=== INPUT DATA ===

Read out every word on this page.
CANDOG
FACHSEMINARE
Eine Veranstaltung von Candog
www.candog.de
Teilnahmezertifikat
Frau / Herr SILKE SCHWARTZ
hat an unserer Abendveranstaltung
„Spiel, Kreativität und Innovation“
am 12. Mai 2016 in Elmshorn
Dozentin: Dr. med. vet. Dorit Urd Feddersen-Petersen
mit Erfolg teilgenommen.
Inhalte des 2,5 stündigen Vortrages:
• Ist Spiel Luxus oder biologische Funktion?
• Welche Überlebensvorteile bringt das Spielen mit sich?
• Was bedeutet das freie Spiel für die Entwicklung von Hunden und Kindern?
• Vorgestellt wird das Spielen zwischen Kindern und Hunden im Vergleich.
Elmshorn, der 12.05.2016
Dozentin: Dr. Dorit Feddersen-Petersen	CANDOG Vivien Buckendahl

===

## TASK DESCRIPTION
Print the data word for word.

## TASK ANSWER
Read out every word on this page.
CANDOG
FACHSEMINARE
Eine Veranstaltung von Candog
www.candog.de
Teilnahmezertifikat
Frau / Herr SILKE SCHWARTZ
hat an unserer Abendveranstaltung
„Spiel, Kreativität und Innovation“
am 12. Mai 2016 in Elmshorn
Dozentin: Dr. med. vet. Dorit Urd Feddersen-Petersen
mit Erfolg teilgenommen.
Inhalte des 2,5 stündigen Vortrages:
• Ist Spiel Luxus oder biologische Funktion?
• Welche Überlebensvorteile bringt das Spielen mit sich?
• Was bedeutet das freie Spiel für die Entwicklung von Hunden und Kindern?
• Vorgestellt wird das Spielen zwischen Kindern und Hunden im Vergleich.
Elmshorn, der 12.05.2016
Dozentin: Dr. Dorit Feddersen-Petersen	CANDOG Vivien Buckendahl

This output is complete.